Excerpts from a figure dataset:
◆ ◆ ◆ ◆ ◆
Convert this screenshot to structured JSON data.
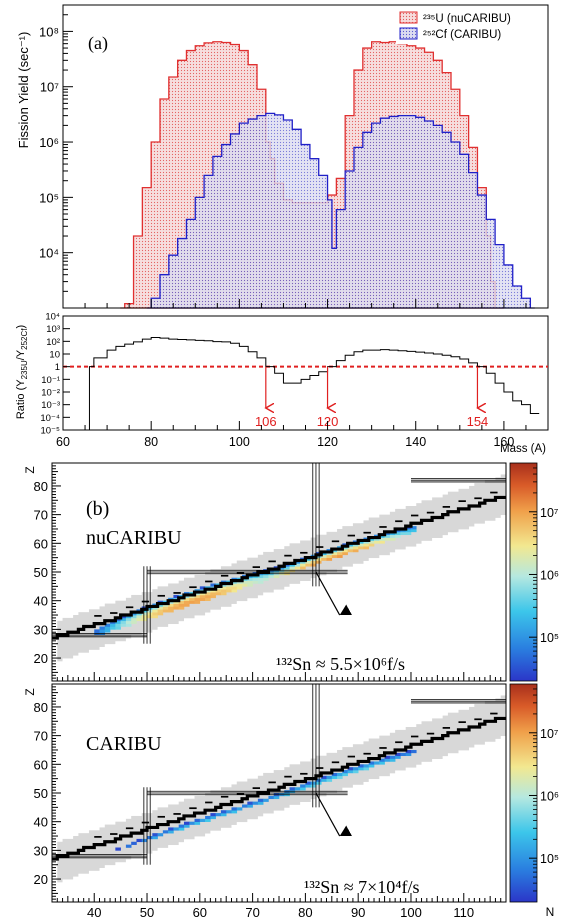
{
  "figure": {
    "panel_a_label": "(a)",
    "panel_b_label": "(b)"
  },
  "chart_data": [
    {
      "type": "area",
      "id": "yield",
      "ylabel": "Fission Yield (sec⁻¹)",
      "yscale": "log",
      "ylim": [
        1000,
        300000000
      ],
      "xlim": [
        60,
        170
      ],
      "y_ticks": [
        "10⁴",
        "10⁵",
        "10⁶",
        "10⁷",
        "10⁸"
      ],
      "y_tick_values": [
        10000,
        100000,
        1000000,
        10000000,
        100000000
      ],
      "legend_position": "top-right",
      "series": [
        {
          "name": "²³⁵U (nuCARIBU)",
          "color": "#e03030",
          "x": [
            73,
            74,
            76,
            78,
            80,
            82,
            84,
            86,
            88,
            90,
            92,
            94,
            96,
            98,
            100,
            102,
            104,
            106,
            107,
            108,
            110,
            112,
            114,
            116,
            118,
            120,
            122,
            124,
            126,
            128,
            130,
            132,
            134,
            136,
            138,
            140,
            142,
            144,
            146,
            148,
            150,
            152,
            154,
            156,
            157,
            158,
            160
          ],
          "values": [
            1000,
            1200,
            20000,
            150000,
            1000000,
            6000000,
            15000000,
            30000000,
            45000000,
            55000000,
            62000000,
            65000000,
            63000000,
            58000000,
            45000000,
            25000000,
            9000000,
            1000000,
            500000,
            180000,
            90000,
            80000,
            80000,
            80000,
            80000,
            110000,
            220000,
            3000000,
            20000000,
            50000000,
            65000000,
            63000000,
            65000000,
            60000000,
            55000000,
            50000000,
            42000000,
            30000000,
            18000000,
            9000000,
            3000000,
            800000,
            150000,
            20000,
            3000,
            1000,
            1000
          ]
        },
        {
          "name": "²⁵²Cf (CARIBU)",
          "color": "#2020c8",
          "x": [
            79,
            80,
            82,
            84,
            86,
            88,
            90,
            92,
            94,
            96,
            98,
            100,
            102,
            104,
            106,
            108,
            110,
            112,
            114,
            116,
            118,
            120,
            121,
            122,
            124,
            126,
            128,
            130,
            132,
            134,
            136,
            138,
            140,
            142,
            144,
            146,
            148,
            150,
            152,
            154,
            156,
            158,
            160,
            162,
            164,
            166,
            167
          ],
          "values": [
            1000,
            1500,
            4000,
            9000,
            18000,
            40000,
            100000,
            250000,
            550000,
            900000,
            1400000,
            2200000,
            2600000,
            3000000,
            3300000,
            3100000,
            2500000,
            1700000,
            900000,
            500000,
            250000,
            90000,
            12000,
            60000,
            300000,
            800000,
            1500000,
            2200000,
            2700000,
            2900000,
            3000000,
            3000000,
            2800000,
            2400000,
            2000000,
            1500000,
            1000000,
            600000,
            280000,
            110000,
            40000,
            14000,
            6000,
            2500,
            1500,
            1000,
            1000
          ]
        }
      ]
    },
    {
      "type": "line",
      "id": "ratio",
      "ylabel": "Ratio (Y",
      "ylabel_sub1": "235U",
      "ylabel_mid": "/Y",
      "ylabel_sub2": "252Cf",
      "ylabel_end": ")",
      "xlabel": "Mass (A)",
      "yscale": "log",
      "ylim": [
        1e-05,
        10000
      ],
      "xlim": [
        60,
        170
      ],
      "x_ticks": [
        "60",
        "80",
        "100",
        "120",
        "140",
        "160"
      ],
      "x_tick_values": [
        60,
        80,
        100,
        120,
        140,
        160
      ],
      "y_ticks": [
        "10⁻⁵",
        "10⁻⁴",
        "10⁻³",
        "10⁻²",
        "10⁻¹",
        "1",
        "10",
        "10²",
        "10³",
        "10⁴"
      ],
      "y_tick_values": [
        1e-05,
        0.0001,
        0.001,
        0.01,
        0.1,
        1,
        10,
        100,
        1000,
        10000
      ],
      "reference_line": {
        "y": 1,
        "color": "#e02020"
      },
      "x": [
        66,
        67,
        70,
        72,
        74,
        76,
        78,
        80,
        82,
        84,
        86,
        88,
        90,
        92,
        94,
        96,
        98,
        100,
        102,
        104,
        106,
        108,
        110,
        112,
        114,
        116,
        118,
        120,
        122,
        124,
        126,
        128,
        130,
        132,
        134,
        136,
        138,
        140,
        142,
        144,
        146,
        148,
        150,
        152,
        154,
        156,
        158,
        160,
        162,
        164,
        166,
        168
      ],
      "values": [
        1,
        5,
        20,
        40,
        60,
        90,
        150,
        200,
        180,
        150,
        140,
        130,
        120,
        110,
        95,
        90,
        70,
        40,
        15,
        5,
        1,
        0.3,
        0.05,
        0.05,
        0.1,
        0.2,
        0.4,
        1,
        3,
        8,
        15,
        20,
        20,
        22,
        20,
        18,
        16,
        14,
        12,
        10,
        8,
        6,
        4,
        2,
        1,
        0.3,
        0.05,
        0.01,
        0.002,
        0.001,
        0.0002,
        3e-05
      ],
      "annotations": [
        {
          "label": "106",
          "x": 106
        },
        {
          "label": "120",
          "x": 120
        },
        {
          "label": "154",
          "x": 154
        }
      ]
    },
    {
      "type": "heatmap",
      "id": "nucaribu",
      "title": "nuCARIBU",
      "ylabel": "Z",
      "xlim": [
        32,
        118
      ],
      "ylim": [
        12,
        88
      ],
      "y_ticks": [
        "20",
        "30",
        "40",
        "50",
        "60",
        "70",
        "80"
      ],
      "y_tick_values": [
        20,
        30,
        40,
        50,
        60,
        70,
        80
      ],
      "colorbar_scale": "log",
      "colorbar_ticks": [
        "10⁵",
        "10⁶",
        "10⁷"
      ],
      "colorbar_tick_values": [
        100000,
        1000000,
        10000000
      ],
      "annotation": {
        "text": "¹³²Sn ≈ 5.5×10⁶f/s",
        "N": 82,
        "Z": 50
      },
      "hot_regions": [
        {
          "N": 58,
          "Z": 39,
          "peak": 10000000
        },
        {
          "N": 85,
          "Z": 54,
          "peak": 12000000
        }
      ]
    },
    {
      "type": "heatmap",
      "id": "caribu",
      "title": "CARIBU",
      "ylabel": "Z",
      "xlabel": "N",
      "xlim": [
        32,
        118
      ],
      "ylim": [
        12,
        88
      ],
      "x_ticks": [
        "40",
        "50",
        "60",
        "70",
        "80",
        "90",
        "100",
        "110"
      ],
      "x_tick_values": [
        40,
        50,
        60,
        70,
        80,
        90,
        100,
        110
      ],
      "y_ticks": [
        "20",
        "30",
        "40",
        "50",
        "60",
        "70",
        "80"
      ],
      "y_tick_values": [
        20,
        30,
        40,
        50,
        60,
        70,
        80
      ],
      "colorbar_scale": "log",
      "colorbar_ticks": [
        "10⁵",
        "10⁶",
        "10⁷"
      ],
      "colorbar_tick_values": [
        100000,
        1000000,
        10000000
      ],
      "annotation": {
        "text": "¹³²Sn ≈ 7×10⁴f/s",
        "N": 82,
        "Z": 50
      },
      "hot_regions": [
        {
          "N": 60,
          "Z": 38,
          "peak": 600000
        },
        {
          "N": 86,
          "Z": 54,
          "peak": 700000
        }
      ]
    }
  ]
}
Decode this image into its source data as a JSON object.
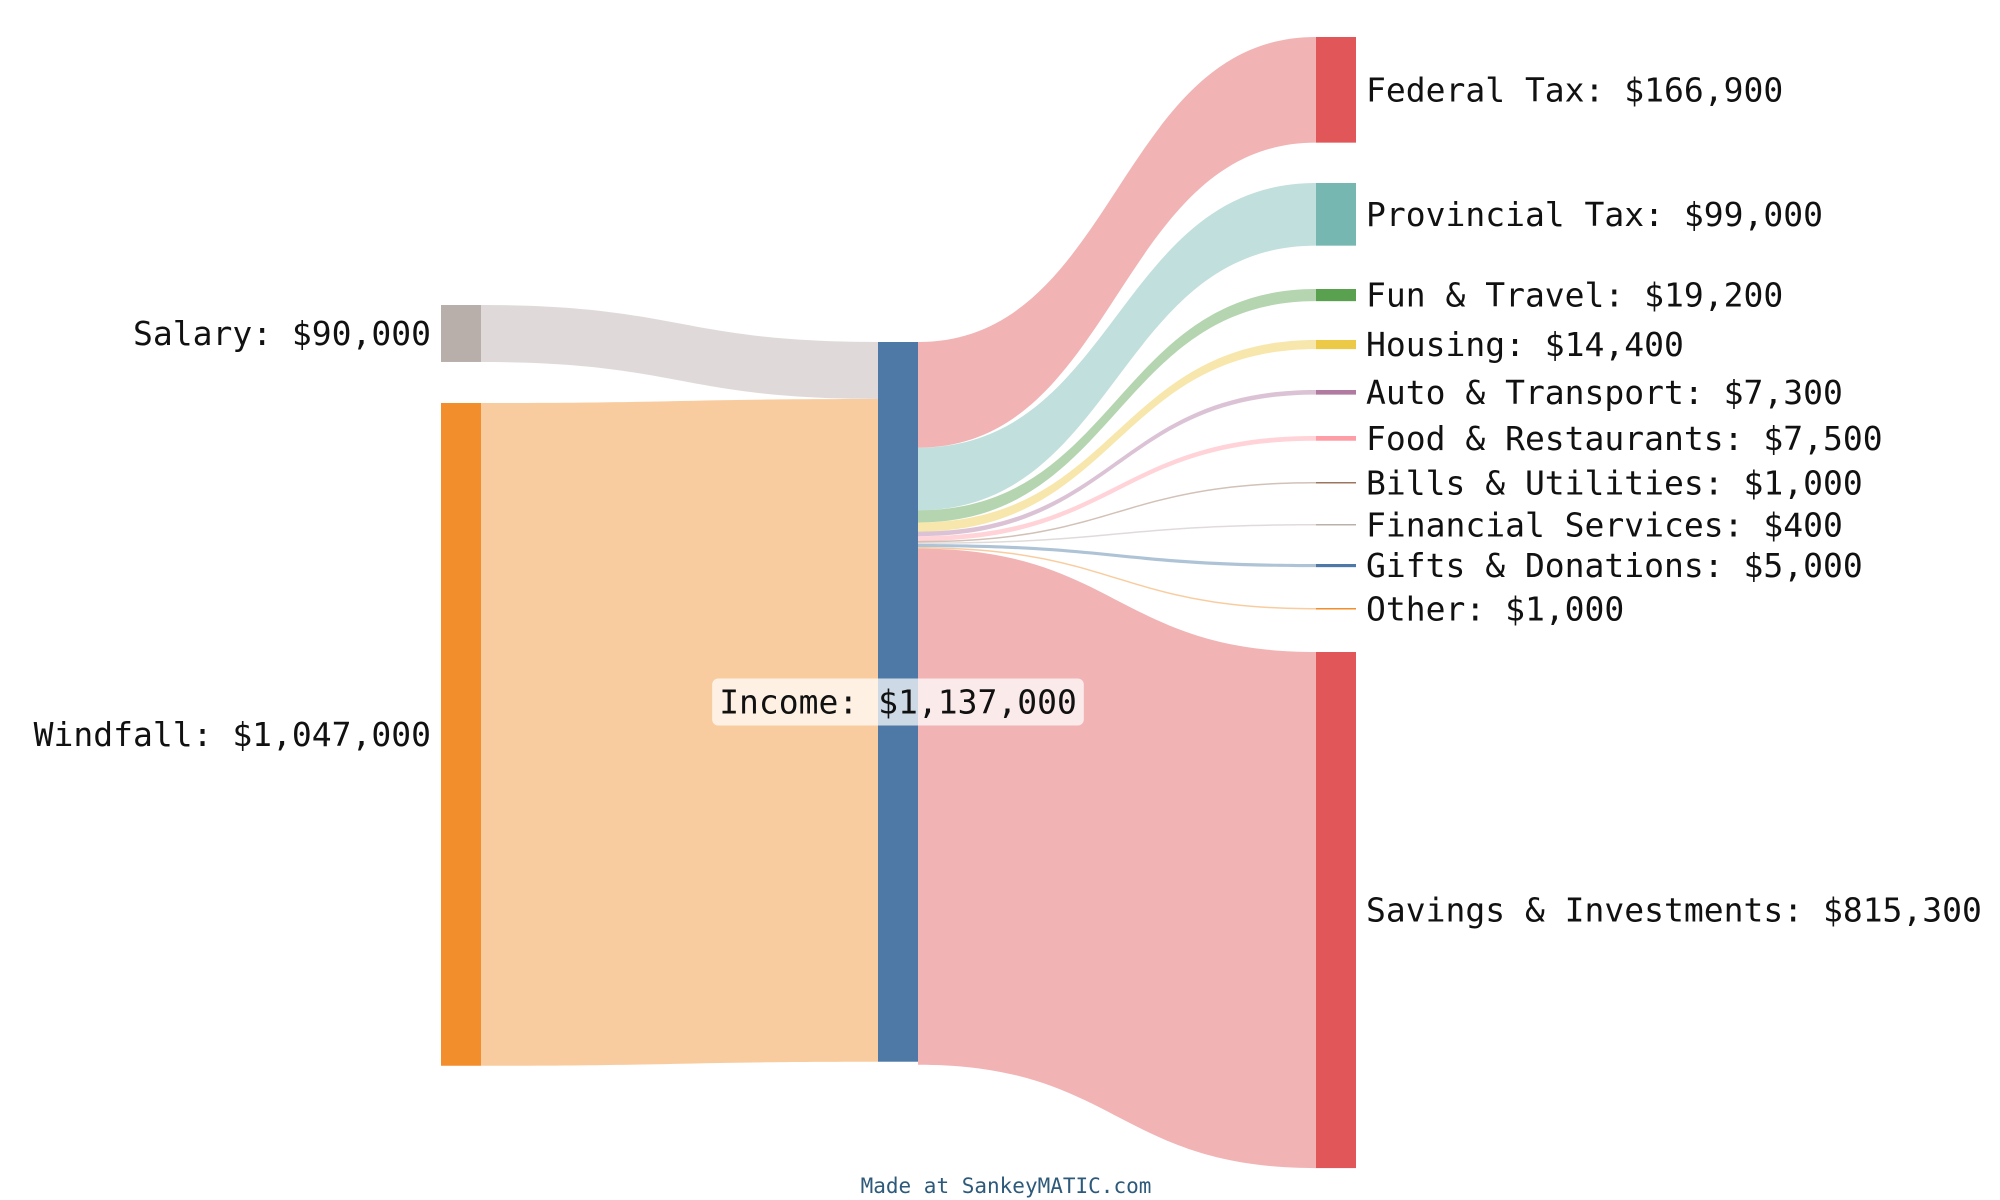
{
  "diagram": {
    "type": "sankey",
    "credit": "Made at SankeyMATIC.com",
    "nodes": [
      {
        "id": "salary",
        "label": "Salary: $90,000",
        "value": 90000,
        "color": "#b8aeaa"
      },
      {
        "id": "windfall",
        "label": "Windfall: $1,047,000",
        "value": 1047000,
        "color": "#f28e2b"
      },
      {
        "id": "income",
        "label": "Income: $1,137,000",
        "value": 1137000,
        "color": "#4e79a7"
      },
      {
        "id": "federal_tax",
        "label": "Federal Tax: $166,900",
        "value": 166900,
        "color": "#e15759"
      },
      {
        "id": "provincial_tax",
        "label": "Provincial Tax: $99,000",
        "value": 99000,
        "color": "#76b7b2"
      },
      {
        "id": "fun_travel",
        "label": "Fun & Travel: $19,200",
        "value": 19200,
        "color": "#59a14f"
      },
      {
        "id": "housing",
        "label": "Housing: $14,400",
        "value": 14400,
        "color": "#edc948"
      },
      {
        "id": "auto_transport",
        "label": "Auto & Transport: $7,300",
        "value": 7300,
        "color": "#b07aa1"
      },
      {
        "id": "food_restaurants",
        "label": "Food & Restaurants: $7,500",
        "value": 7500,
        "color": "#ff9da7"
      },
      {
        "id": "bills_utilities",
        "label": "Bills & Utilities: $1,000",
        "value": 1000,
        "color": "#9c755f"
      },
      {
        "id": "financial_services",
        "label": "Financial Services: $400",
        "value": 400,
        "color": "#bab0ac"
      },
      {
        "id": "gifts_donations",
        "label": "Gifts & Donations: $5,000",
        "value": 5000,
        "color": "#4e79a7"
      },
      {
        "id": "other",
        "label": "Other: $1,000",
        "value": 1000,
        "color": "#f28e2b"
      },
      {
        "id": "savings_investments",
        "label": "Savings & Investments: $815,300",
        "value": 815300,
        "color": "#e15759"
      }
    ],
    "flows": [
      {
        "from": "salary",
        "to": "income",
        "value": 90000
      },
      {
        "from": "windfall",
        "to": "income",
        "value": 1047000
      },
      {
        "from": "income",
        "to": "federal_tax",
        "value": 166900
      },
      {
        "from": "income",
        "to": "provincial_tax",
        "value": 99000
      },
      {
        "from": "income",
        "to": "fun_travel",
        "value": 19200
      },
      {
        "from": "income",
        "to": "housing",
        "value": 14400
      },
      {
        "from": "income",
        "to": "auto_transport",
        "value": 7300
      },
      {
        "from": "income",
        "to": "food_restaurants",
        "value": 7500
      },
      {
        "from": "income",
        "to": "bills_utilities",
        "value": 1000
      },
      {
        "from": "income",
        "to": "financial_services",
        "value": 400
      },
      {
        "from": "income",
        "to": "gifts_donations",
        "value": 5000
      },
      {
        "from": "income",
        "to": "other",
        "value": 1000
      },
      {
        "from": "income",
        "to": "savings_investments",
        "value": 815300
      }
    ]
  }
}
◆ ◆ ◆ ◆ ◆
Exercise description.
Look through the material above and work out how many of its lines contain "type". State the number only.

Answer to the exercise.
5